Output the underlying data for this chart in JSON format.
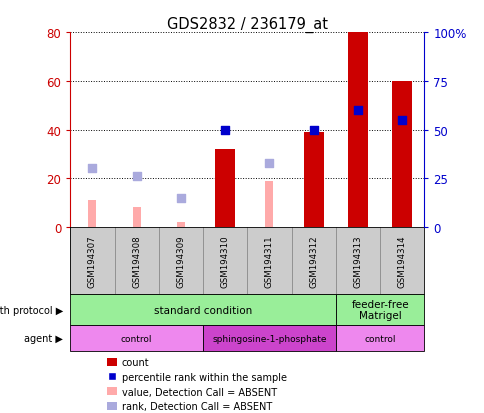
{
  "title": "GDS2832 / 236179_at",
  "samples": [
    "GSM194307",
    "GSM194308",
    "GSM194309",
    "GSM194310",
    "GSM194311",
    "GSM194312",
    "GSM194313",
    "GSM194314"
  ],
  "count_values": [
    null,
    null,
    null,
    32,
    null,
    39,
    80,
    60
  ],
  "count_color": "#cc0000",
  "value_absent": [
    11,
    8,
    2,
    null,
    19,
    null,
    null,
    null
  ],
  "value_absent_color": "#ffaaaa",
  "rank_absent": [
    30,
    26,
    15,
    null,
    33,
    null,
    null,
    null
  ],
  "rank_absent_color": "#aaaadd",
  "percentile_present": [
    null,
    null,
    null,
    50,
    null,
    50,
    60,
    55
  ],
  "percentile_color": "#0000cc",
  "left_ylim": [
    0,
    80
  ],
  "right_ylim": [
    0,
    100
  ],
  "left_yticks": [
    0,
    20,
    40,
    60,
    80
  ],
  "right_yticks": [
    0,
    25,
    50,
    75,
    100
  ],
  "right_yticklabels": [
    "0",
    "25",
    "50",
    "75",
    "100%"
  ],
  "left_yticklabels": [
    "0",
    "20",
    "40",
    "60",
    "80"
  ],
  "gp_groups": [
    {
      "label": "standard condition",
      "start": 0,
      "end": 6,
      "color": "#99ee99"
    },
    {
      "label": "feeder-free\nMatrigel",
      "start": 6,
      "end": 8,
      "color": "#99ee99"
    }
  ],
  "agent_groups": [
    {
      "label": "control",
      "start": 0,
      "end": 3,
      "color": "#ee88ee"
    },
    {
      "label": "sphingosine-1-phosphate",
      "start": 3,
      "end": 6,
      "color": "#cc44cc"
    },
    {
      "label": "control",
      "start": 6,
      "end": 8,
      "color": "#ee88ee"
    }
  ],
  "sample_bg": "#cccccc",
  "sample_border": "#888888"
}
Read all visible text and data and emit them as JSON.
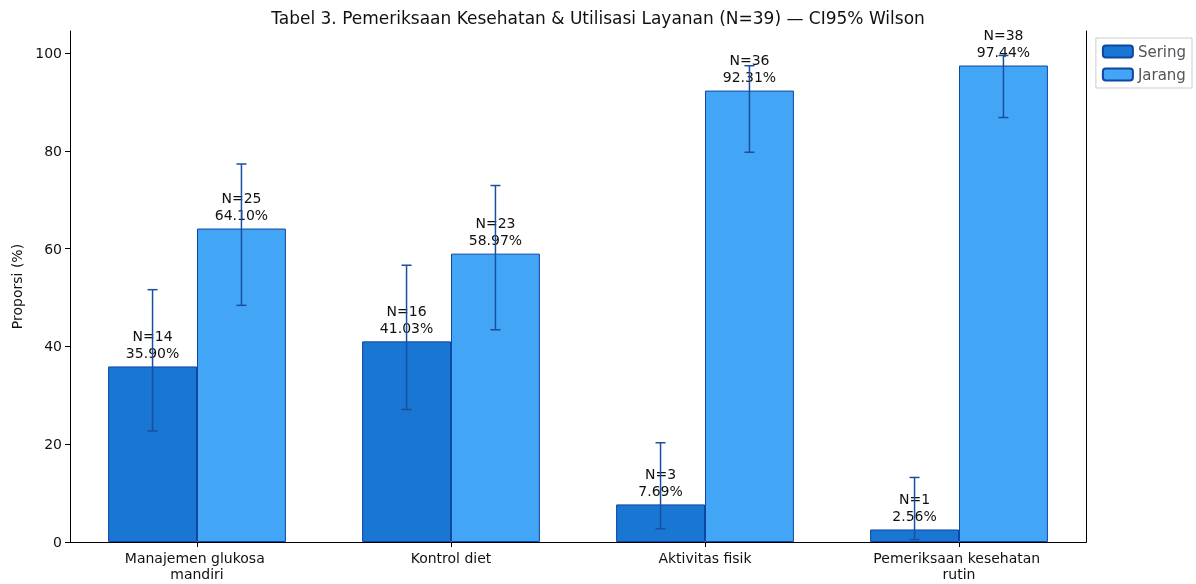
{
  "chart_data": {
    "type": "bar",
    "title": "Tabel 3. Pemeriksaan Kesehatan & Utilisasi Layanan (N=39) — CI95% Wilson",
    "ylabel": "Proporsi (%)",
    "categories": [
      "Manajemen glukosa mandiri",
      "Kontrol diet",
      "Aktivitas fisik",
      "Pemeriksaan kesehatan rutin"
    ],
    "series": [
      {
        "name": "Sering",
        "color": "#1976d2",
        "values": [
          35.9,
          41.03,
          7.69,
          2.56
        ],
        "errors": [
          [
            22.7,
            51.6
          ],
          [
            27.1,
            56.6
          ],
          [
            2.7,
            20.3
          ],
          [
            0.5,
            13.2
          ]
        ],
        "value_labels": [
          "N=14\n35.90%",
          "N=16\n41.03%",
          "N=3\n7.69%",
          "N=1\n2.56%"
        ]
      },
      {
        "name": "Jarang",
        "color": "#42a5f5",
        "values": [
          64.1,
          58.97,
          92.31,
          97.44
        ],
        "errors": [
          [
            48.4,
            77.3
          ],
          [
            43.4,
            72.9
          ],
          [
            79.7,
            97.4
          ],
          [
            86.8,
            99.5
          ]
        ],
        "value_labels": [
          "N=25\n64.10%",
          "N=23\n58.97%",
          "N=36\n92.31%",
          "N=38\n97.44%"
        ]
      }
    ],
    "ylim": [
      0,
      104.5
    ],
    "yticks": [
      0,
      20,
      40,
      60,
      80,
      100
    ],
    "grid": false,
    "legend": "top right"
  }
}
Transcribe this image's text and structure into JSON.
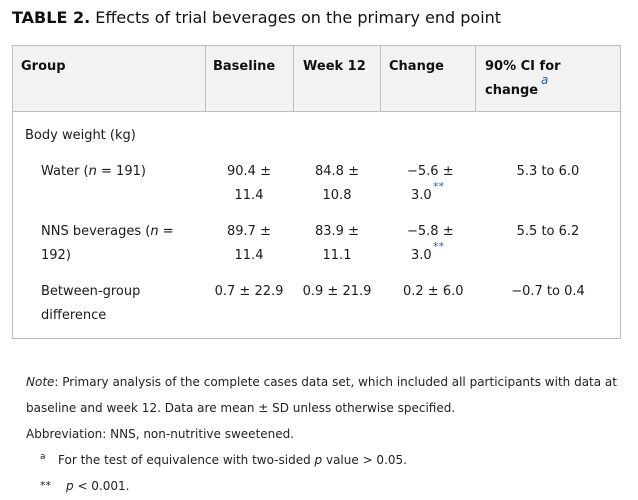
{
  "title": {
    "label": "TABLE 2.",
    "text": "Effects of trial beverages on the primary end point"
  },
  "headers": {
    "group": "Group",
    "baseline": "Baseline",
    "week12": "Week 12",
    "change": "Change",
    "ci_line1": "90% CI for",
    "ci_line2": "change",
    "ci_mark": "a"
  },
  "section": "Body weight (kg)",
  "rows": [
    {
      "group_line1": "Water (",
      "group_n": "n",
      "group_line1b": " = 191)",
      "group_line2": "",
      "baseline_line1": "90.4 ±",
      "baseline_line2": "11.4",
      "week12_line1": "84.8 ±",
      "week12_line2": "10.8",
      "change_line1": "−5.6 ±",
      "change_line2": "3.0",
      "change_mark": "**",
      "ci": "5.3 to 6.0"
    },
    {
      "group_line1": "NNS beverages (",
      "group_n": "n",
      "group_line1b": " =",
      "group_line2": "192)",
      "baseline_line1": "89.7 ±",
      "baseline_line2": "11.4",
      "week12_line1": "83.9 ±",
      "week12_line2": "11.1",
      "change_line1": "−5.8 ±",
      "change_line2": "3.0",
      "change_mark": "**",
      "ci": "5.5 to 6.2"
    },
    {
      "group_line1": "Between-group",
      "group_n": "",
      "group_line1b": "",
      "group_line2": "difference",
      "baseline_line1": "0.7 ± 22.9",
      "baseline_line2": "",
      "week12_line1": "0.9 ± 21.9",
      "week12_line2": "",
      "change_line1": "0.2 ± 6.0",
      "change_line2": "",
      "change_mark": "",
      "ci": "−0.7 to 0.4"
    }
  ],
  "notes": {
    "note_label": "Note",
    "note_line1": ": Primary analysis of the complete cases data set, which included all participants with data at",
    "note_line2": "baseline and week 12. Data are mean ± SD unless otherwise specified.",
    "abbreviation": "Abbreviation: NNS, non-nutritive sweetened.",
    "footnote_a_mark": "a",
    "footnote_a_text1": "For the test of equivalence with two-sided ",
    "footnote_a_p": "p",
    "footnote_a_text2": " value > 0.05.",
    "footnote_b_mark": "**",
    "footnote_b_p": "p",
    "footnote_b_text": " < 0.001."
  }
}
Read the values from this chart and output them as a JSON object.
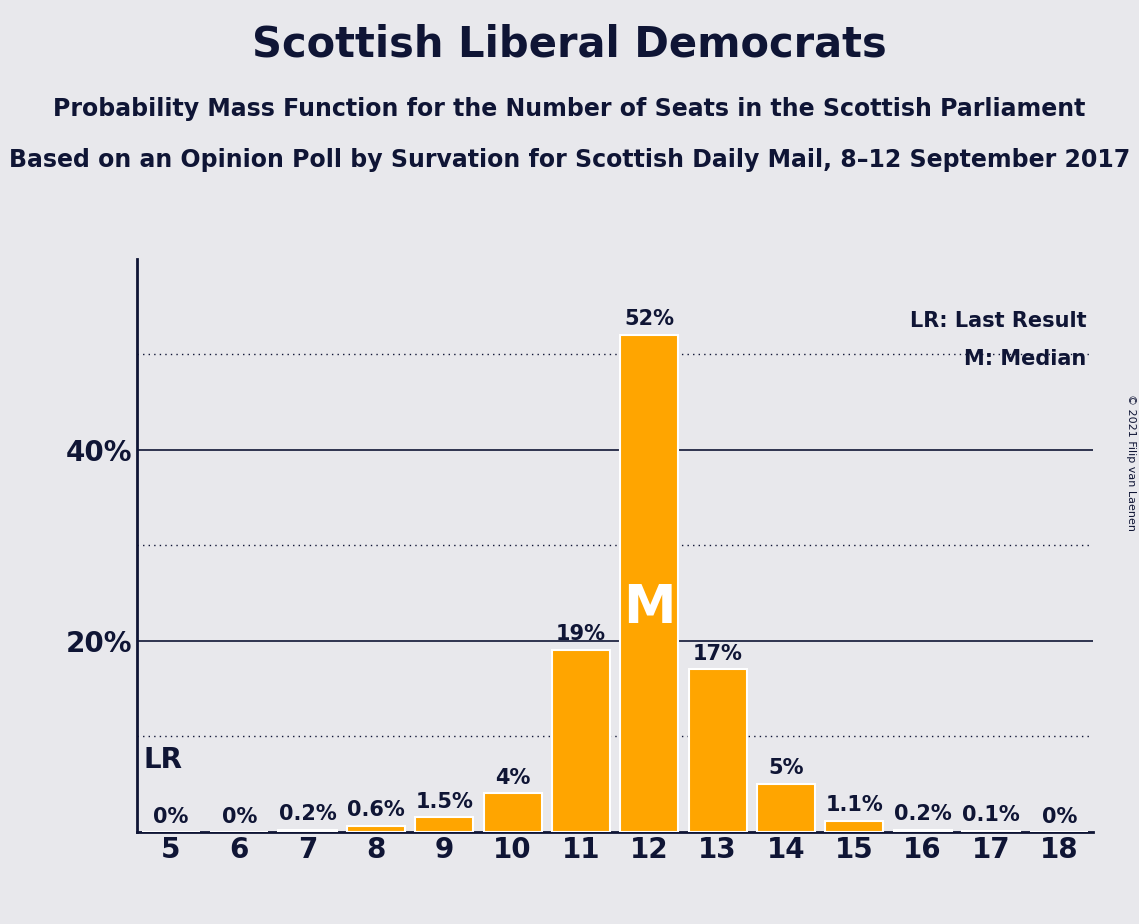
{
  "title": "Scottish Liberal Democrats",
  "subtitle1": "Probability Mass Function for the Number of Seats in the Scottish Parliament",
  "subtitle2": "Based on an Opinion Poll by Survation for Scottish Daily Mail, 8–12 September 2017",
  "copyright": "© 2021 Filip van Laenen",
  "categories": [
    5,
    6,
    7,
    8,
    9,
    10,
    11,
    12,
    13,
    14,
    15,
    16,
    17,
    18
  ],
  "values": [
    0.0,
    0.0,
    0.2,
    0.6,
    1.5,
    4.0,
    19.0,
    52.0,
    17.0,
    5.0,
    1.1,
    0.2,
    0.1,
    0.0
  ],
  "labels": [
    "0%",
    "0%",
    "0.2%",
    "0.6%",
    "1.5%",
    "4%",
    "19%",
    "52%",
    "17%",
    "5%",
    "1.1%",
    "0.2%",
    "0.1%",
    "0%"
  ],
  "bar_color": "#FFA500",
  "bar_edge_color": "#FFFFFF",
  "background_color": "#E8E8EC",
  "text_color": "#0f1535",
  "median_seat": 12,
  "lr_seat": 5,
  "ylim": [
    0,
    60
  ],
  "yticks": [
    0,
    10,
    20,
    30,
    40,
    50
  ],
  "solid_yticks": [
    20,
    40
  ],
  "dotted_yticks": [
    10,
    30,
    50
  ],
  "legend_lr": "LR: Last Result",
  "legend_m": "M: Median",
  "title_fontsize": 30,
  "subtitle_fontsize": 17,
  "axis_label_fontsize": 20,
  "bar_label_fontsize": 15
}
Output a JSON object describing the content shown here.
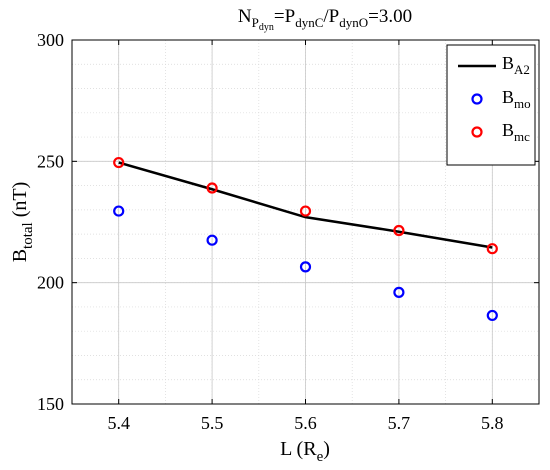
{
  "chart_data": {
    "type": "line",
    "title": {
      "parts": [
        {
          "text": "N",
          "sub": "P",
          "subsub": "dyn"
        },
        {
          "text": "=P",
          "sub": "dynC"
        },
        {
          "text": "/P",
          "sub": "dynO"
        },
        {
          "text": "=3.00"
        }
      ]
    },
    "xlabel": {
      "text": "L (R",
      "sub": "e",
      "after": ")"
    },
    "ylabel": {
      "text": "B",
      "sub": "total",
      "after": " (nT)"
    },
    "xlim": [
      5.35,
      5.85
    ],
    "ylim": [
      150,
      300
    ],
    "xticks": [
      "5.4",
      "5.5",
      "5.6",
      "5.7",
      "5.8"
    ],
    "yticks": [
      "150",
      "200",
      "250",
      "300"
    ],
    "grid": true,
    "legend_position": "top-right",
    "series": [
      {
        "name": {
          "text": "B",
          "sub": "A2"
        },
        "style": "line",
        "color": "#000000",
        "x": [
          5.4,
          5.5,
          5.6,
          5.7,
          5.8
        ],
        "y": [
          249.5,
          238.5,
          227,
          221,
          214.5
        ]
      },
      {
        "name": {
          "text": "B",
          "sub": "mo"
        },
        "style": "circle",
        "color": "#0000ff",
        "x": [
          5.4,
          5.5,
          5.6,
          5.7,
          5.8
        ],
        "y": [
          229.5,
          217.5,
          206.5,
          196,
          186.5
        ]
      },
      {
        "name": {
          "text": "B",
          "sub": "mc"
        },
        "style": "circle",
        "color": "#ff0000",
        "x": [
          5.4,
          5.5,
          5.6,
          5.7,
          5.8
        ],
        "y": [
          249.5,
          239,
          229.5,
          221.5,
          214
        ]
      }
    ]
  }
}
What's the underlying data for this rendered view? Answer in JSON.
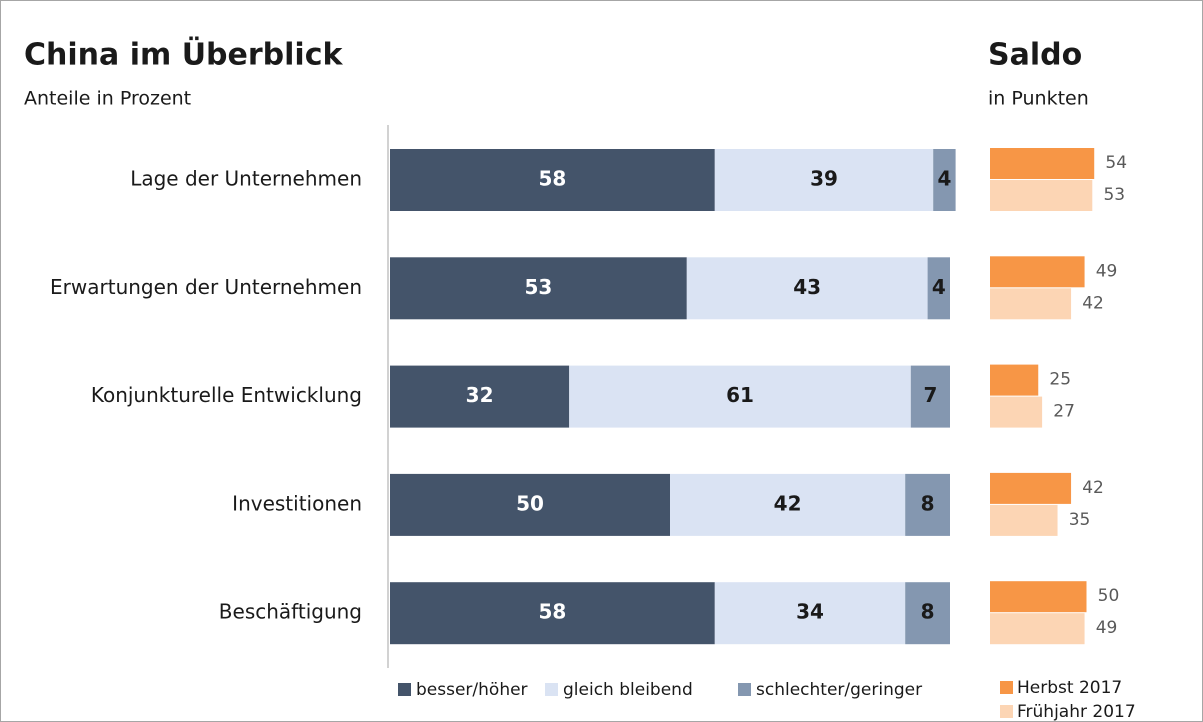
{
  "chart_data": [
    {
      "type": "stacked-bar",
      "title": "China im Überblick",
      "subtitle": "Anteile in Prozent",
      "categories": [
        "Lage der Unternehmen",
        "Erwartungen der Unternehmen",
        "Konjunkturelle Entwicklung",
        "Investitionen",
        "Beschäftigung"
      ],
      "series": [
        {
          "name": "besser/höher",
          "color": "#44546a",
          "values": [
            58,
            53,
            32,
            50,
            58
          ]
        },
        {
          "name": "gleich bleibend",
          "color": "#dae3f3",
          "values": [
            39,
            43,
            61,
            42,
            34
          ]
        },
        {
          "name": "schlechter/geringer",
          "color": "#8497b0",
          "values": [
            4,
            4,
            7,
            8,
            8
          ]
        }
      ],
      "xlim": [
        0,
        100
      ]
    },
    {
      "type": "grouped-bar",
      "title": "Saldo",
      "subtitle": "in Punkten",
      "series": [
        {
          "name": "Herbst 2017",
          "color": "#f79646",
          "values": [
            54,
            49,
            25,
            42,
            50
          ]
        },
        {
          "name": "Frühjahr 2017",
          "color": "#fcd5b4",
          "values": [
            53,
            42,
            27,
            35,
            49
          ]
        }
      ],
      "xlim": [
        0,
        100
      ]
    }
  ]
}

→ EXERCISE DIRECTIONS
Using the material above, gather every line that includes "beverages".

→ FULL SOLUTION
    "text": "Effects of trial beverages on the primary end point"
      "group_line1": "NNS beverages (",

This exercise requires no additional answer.